YOUR INSTRUCTIONS: Show each line that has the string "this" in it.

Records from a collection:
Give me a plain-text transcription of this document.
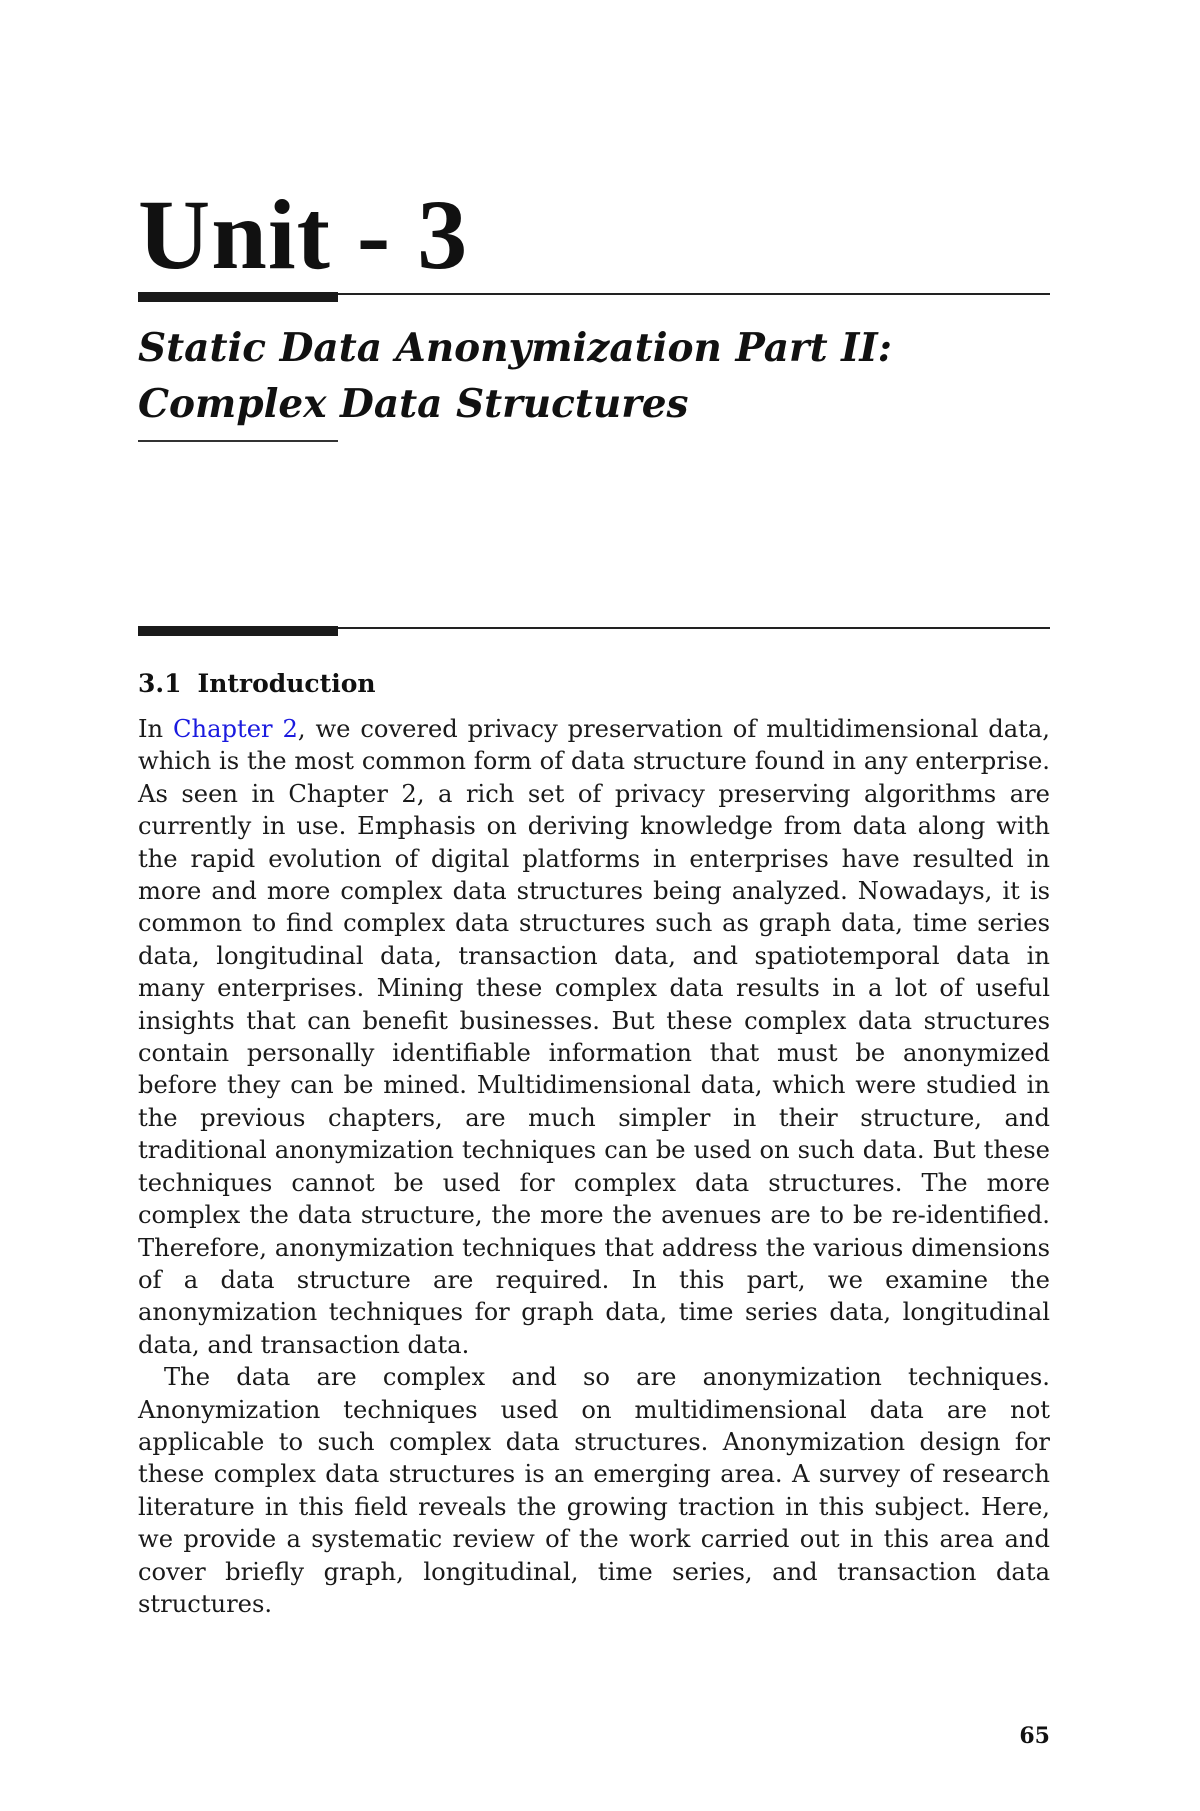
Unit - 3
Static Data Anonymization Part II:
Complex Data Structures
3.1 Introduction

In Chapter 2, we covered privacy preservation of multidimensional data, which is the most common form of data structure found in any enterprise. As seen in Chapter 2, a rich set of privacy preserving algorithms are currently in use. Emphasis on deriving knowledge from data along with the rapid evolution of digital platforms in enterprises have resulted in more and more complex data structures being analyzed. Nowadays, it is common to find complex data structures such as graph data, time series data, longitudinal data, transaction data, and spatiotemporal data in many enterprises. Mining these complex data results in a lot of useful insights that can benefit businesses. But these complex data structures contain personally identifiable information that must be anonymized before they can be mined. Multidimensional data, which were studied in the previous chapters, are much simpler in their structure, and traditional anonymization techniques can be used on such data. But these techniques cannot be used for complex data structures. The more complex the data structure, the more the avenues are to be re-identified. Therefore, anonymization techniques that address the various dimensions of a data structure are required. In this part, we examine the anonymization techniques for graph data, time series data, longitudinal data, and transaction data.

The data are complex and so are anonymization techniques. Anonymization techniques used on multidimensional data are not applicable to such complex data structures. Anonymization design for these complex data structures is an emerging area. A survey of research literature in this field reveals the growing traction in this subject. Here, we provide a systematic review of the work carried out in this area and cover briefly graph, longitudinal, time series, and transaction data structures.

65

WRITTEN ANSWER:
Give me a plain-text transcription of this document.
In Chapter 2, we covered privacy preservation of multidimensional data, which is the most common form of data structure found in any enterprise. As seen in Chapter 2, a rich set of privacy preserving algorithms are currently in use. Emphasis on deriving knowledge from data along with the rapid evolution of digital platforms in enterprises have resulted in more and more complex data structures being analyzed. Nowadays, it is common to find complex data structures such as graph data, time series data, longitudinal data, transaction data, and spatiotemporal data in many enterprises. Mining these complex data results in a lot of useful insights that can benefit businesses. But these complex data structures contain personally identifiable information that must be anonymized before they can be mined. Multidimensional data, which were studied in the previous chapters, are much simpler in their structure, and traditional anonymization techniques can be used on such data. But these techniques cannot be used for complex data structures. The more complex the data structure, the more the avenues are to be re-identified. Therefore, anonymization techniques that address the various dimensions of a data structure are required. In this part, we examine the anonymization techniques for graph data, time series data, longitudinal data, and transaction data.
The data are complex and so are anonymization techniques. Anonymization techniques used on multidimensional data are not applicable to such complex data structures. Anonymization design for these complex data structures is an emerging area. A survey of research literature in this field reveals the growing traction in this subject. Here, we provide a systematic review of the work carried out in this area and cover briefly graph, longitudinal, time series, and transaction data structures.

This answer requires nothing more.